** PROBLEM REQUIREMENTS **
Transcribe the material word for word, but without the images.

** DATA SHOWN **

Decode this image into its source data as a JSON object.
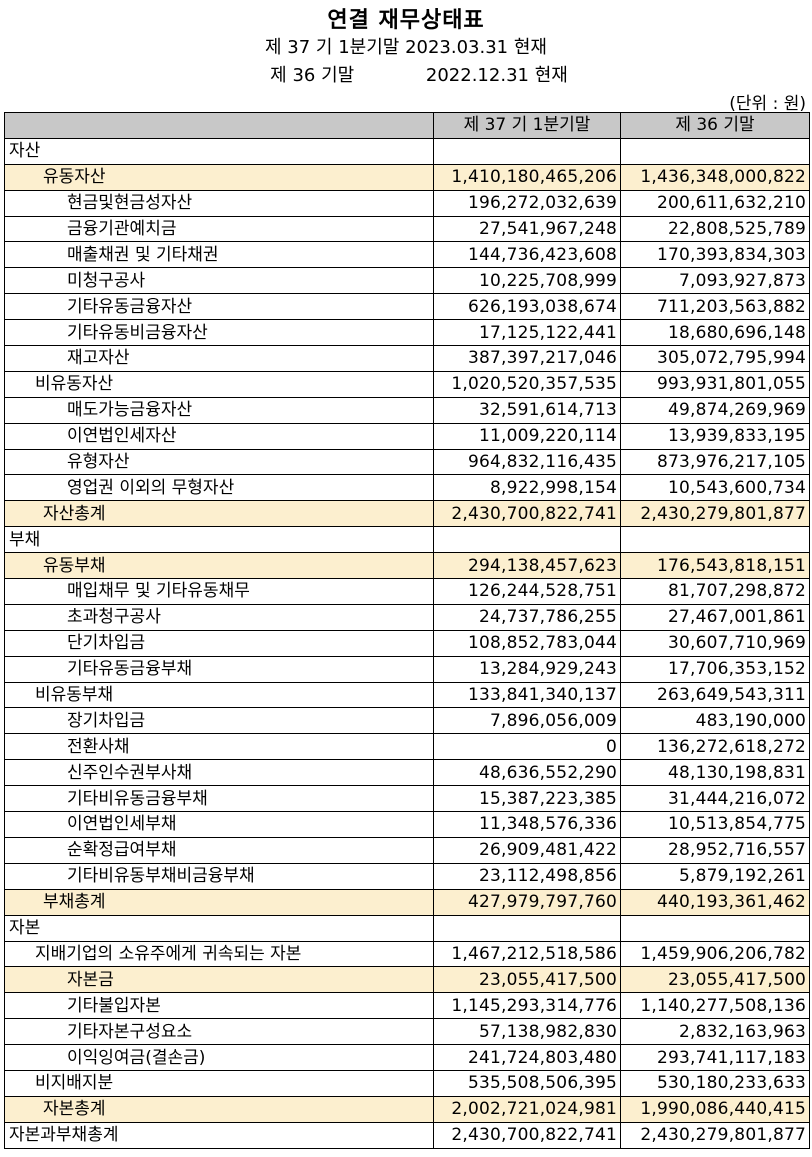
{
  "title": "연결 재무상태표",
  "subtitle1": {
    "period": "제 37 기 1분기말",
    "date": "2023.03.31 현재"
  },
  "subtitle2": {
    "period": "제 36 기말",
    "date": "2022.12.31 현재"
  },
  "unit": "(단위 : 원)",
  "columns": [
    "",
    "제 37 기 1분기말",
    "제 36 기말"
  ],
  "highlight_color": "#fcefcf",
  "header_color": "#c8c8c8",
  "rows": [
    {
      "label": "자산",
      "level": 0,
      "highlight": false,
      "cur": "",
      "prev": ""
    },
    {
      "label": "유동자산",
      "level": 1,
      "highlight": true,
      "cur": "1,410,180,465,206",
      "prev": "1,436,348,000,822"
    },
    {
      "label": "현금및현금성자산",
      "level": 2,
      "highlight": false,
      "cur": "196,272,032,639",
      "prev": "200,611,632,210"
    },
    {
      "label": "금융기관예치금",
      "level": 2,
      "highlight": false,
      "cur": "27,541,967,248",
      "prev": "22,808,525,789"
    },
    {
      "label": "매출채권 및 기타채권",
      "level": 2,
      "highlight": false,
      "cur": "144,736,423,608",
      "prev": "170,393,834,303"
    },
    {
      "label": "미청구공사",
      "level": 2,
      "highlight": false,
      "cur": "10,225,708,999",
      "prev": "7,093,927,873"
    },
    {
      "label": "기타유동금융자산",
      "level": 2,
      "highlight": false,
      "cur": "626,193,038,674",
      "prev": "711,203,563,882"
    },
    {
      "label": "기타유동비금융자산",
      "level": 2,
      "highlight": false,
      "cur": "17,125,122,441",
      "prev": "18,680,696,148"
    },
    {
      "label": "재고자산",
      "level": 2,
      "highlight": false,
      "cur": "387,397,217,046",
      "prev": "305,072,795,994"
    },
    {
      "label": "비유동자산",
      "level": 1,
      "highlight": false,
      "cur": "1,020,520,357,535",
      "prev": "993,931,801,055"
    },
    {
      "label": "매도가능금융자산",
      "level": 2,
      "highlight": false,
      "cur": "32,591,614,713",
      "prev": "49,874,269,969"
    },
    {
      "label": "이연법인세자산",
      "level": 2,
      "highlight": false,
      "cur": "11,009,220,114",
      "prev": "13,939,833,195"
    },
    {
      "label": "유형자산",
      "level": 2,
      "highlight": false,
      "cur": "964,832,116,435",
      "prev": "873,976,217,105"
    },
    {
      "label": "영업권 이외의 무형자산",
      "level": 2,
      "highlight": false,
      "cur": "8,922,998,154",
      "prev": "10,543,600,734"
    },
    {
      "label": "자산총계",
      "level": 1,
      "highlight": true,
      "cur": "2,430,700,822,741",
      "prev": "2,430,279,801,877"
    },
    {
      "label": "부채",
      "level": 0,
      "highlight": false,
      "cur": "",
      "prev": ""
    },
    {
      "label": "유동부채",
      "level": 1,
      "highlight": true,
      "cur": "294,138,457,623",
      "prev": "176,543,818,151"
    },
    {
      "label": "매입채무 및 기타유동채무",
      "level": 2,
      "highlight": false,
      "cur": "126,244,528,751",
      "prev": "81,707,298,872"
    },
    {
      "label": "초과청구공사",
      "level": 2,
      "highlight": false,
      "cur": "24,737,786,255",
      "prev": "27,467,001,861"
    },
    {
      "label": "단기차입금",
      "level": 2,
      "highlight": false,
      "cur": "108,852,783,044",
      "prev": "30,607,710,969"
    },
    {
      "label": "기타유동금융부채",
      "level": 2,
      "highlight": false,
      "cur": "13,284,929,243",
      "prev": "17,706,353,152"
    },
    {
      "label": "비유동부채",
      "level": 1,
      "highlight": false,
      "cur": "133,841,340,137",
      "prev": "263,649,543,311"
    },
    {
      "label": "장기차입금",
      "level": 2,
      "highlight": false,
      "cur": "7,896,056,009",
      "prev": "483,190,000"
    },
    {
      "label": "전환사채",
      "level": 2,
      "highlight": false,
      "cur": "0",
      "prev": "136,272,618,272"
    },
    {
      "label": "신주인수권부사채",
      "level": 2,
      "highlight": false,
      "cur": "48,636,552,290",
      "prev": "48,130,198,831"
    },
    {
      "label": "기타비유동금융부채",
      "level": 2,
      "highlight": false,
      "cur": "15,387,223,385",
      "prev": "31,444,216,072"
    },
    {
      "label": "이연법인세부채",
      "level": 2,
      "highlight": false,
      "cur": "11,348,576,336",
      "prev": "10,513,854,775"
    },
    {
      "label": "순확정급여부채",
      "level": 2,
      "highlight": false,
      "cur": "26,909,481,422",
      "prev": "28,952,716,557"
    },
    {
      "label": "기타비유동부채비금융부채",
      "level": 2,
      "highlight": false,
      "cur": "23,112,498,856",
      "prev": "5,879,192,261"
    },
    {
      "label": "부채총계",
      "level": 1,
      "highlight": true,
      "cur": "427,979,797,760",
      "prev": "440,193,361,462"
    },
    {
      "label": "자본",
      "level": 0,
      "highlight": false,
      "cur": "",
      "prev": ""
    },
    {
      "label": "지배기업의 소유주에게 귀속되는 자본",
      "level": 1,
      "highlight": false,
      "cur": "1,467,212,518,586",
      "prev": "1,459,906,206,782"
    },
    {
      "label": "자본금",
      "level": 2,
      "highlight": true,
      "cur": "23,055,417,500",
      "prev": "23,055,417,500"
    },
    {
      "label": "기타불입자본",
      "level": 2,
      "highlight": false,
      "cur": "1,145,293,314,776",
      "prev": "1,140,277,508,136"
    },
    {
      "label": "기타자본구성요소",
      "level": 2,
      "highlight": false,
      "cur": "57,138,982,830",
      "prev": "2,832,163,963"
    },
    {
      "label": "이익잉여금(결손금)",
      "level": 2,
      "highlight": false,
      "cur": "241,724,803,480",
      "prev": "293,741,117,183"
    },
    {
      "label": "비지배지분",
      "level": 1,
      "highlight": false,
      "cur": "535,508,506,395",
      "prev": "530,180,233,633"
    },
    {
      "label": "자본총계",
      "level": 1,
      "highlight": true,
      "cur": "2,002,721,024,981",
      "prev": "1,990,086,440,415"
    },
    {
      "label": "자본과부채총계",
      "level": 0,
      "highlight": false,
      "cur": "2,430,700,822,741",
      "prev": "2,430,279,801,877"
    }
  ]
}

** RESULT OF THIS TASK **
Decode this image into its source data as a JSON object.
{
  "title": "연결 재무상태표",
  "subtitle1": {
    "period": "제 37 기 1분기말",
    "date": "2023.03.31 현재"
  },
  "subtitle2": {
    "period": "제 36 기말",
    "date": "2022.12.31 현재"
  },
  "unit": "(단위 : 원)",
  "columns": [
    "",
    "제 37 기 1분기말",
    "제 36 기말"
  ],
  "highlight_color": "#fcefcf",
  "header_color": "#c8c8c8",
  "rows": [
    {
      "label": "자산",
      "level": 0,
      "highlight": false,
      "cur": "",
      "prev": ""
    },
    {
      "label": "유동자산",
      "level": 1,
      "highlight": true,
      "cur": "1,410,180,465,206",
      "prev": "1,436,348,000,822"
    },
    {
      "label": "현금및현금성자산",
      "level": 2,
      "highlight": false,
      "cur": "196,272,032,639",
      "prev": "200,611,632,210"
    },
    {
      "label": "금융기관예치금",
      "level": 2,
      "highlight": false,
      "cur": "27,541,967,248",
      "prev": "22,808,525,789"
    },
    {
      "label": "매출채권 및 기타채권",
      "level": 2,
      "highlight": false,
      "cur": "144,736,423,608",
      "prev": "170,393,834,303"
    },
    {
      "label": "미청구공사",
      "level": 2,
      "highlight": false,
      "cur": "10,225,708,999",
      "prev": "7,093,927,873"
    },
    {
      "label": "기타유동금융자산",
      "level": 2,
      "highlight": false,
      "cur": "626,193,038,674",
      "prev": "711,203,563,882"
    },
    {
      "label": "기타유동비금융자산",
      "level": 2,
      "highlight": false,
      "cur": "17,125,122,441",
      "prev": "18,680,696,148"
    },
    {
      "label": "재고자산",
      "level": 2,
      "highlight": false,
      "cur": "387,397,217,046",
      "prev": "305,072,795,994"
    },
    {
      "label": "비유동자산",
      "level": 1,
      "highlight": false,
      "cur": "1,020,520,357,535",
      "prev": "993,931,801,055"
    },
    {
      "label": "매도가능금융자산",
      "level": 2,
      "highlight": false,
      "cur": "32,591,614,713",
      "prev": "49,874,269,969"
    },
    {
      "label": "이연법인세자산",
      "level": 2,
      "highlight": false,
      "cur": "11,009,220,114",
      "prev": "13,939,833,195"
    },
    {
      "label": "유형자산",
      "level": 2,
      "highlight": false,
      "cur": "964,832,116,435",
      "prev": "873,976,217,105"
    },
    {
      "label": "영업권 이외의 무형자산",
      "level": 2,
      "highlight": false,
      "cur": "8,922,998,154",
      "prev": "10,543,600,734"
    },
    {
      "label": "자산총계",
      "level": 1,
      "highlight": true,
      "cur": "2,430,700,822,741",
      "prev": "2,430,279,801,877"
    },
    {
      "label": "부채",
      "level": 0,
      "highlight": false,
      "cur": "",
      "prev": ""
    },
    {
      "label": "유동부채",
      "level": 1,
      "highlight": true,
      "cur": "294,138,457,623",
      "prev": "176,543,818,151"
    },
    {
      "label": "매입채무 및 기타유동채무",
      "level": 2,
      "highlight": false,
      "cur": "126,244,528,751",
      "prev": "81,707,298,872"
    },
    {
      "label": "초과청구공사",
      "level": 2,
      "highlight": false,
      "cur": "24,737,786,255",
      "prev": "27,467,001,861"
    },
    {
      "label": "단기차입금",
      "level": 2,
      "highlight": false,
      "cur": "108,852,783,044",
      "prev": "30,607,710,969"
    },
    {
      "label": "기타유동금융부채",
      "level": 2,
      "highlight": false,
      "cur": "13,284,929,243",
      "prev": "17,706,353,152"
    },
    {
      "label": "비유동부채",
      "level": 1,
      "highlight": false,
      "cur": "133,841,340,137",
      "prev": "263,649,543,311"
    },
    {
      "label": "장기차입금",
      "level": 2,
      "highlight": false,
      "cur": "7,896,056,009",
      "prev": "483,190,000"
    },
    {
      "label": "전환사채",
      "level": 2,
      "highlight": false,
      "cur": "0",
      "prev": "136,272,618,272"
    },
    {
      "label": "신주인수권부사채",
      "level": 2,
      "highlight": false,
      "cur": "48,636,552,290",
      "prev": "48,130,198,831"
    },
    {
      "label": "기타비유동금융부채",
      "level": 2,
      "highlight": false,
      "cur": "15,387,223,385",
      "prev": "31,444,216,072"
    },
    {
      "label": "이연법인세부채",
      "level": 2,
      "highlight": false,
      "cur": "11,348,576,336",
      "prev": "10,513,854,775"
    },
    {
      "label": "순확정급여부채",
      "level": 2,
      "highlight": false,
      "cur": "26,909,481,422",
      "prev": "28,952,716,557"
    },
    {
      "label": "기타비유동부채비금융부채",
      "level": 2,
      "highlight": false,
      "cur": "23,112,498,856",
      "prev": "5,879,192,261"
    },
    {
      "label": "부채총계",
      "level": 1,
      "highlight": true,
      "cur": "427,979,797,760",
      "prev": "440,193,361,462"
    },
    {
      "label": "자본",
      "level": 0,
      "highlight": false,
      "cur": "",
      "prev": ""
    },
    {
      "label": "지배기업의 소유주에게 귀속되는 자본",
      "level": 1,
      "highlight": false,
      "cur": "1,467,212,518,586",
      "prev": "1,459,906,206,782"
    },
    {
      "label": "자본금",
      "level": 2,
      "highlight": true,
      "cur": "23,055,417,500",
      "prev": "23,055,417,500"
    },
    {
      "label": "기타불입자본",
      "level": 2,
      "highlight": false,
      "cur": "1,145,293,314,776",
      "prev": "1,140,277,508,136"
    },
    {
      "label": "기타자본구성요소",
      "level": 2,
      "highlight": false,
      "cur": "57,138,982,830",
      "prev": "2,832,163,963"
    },
    {
      "label": "이익잉여금(결손금)",
      "level": 2,
      "highlight": false,
      "cur": "241,724,803,480",
      "prev": "293,741,117,183"
    },
    {
      "label": "비지배지분",
      "level": 1,
      "highlight": false,
      "cur": "535,508,506,395",
      "prev": "530,180,233,633"
    },
    {
      "label": "자본총계",
      "level": 1,
      "highlight": true,
      "cur": "2,002,721,024,981",
      "prev": "1,990,086,440,415"
    },
    {
      "label": "자본과부채총계",
      "level": 0,
      "highlight": false,
      "cur": "2,430,700,822,741",
      "prev": "2,430,279,801,877"
    }
  ]
}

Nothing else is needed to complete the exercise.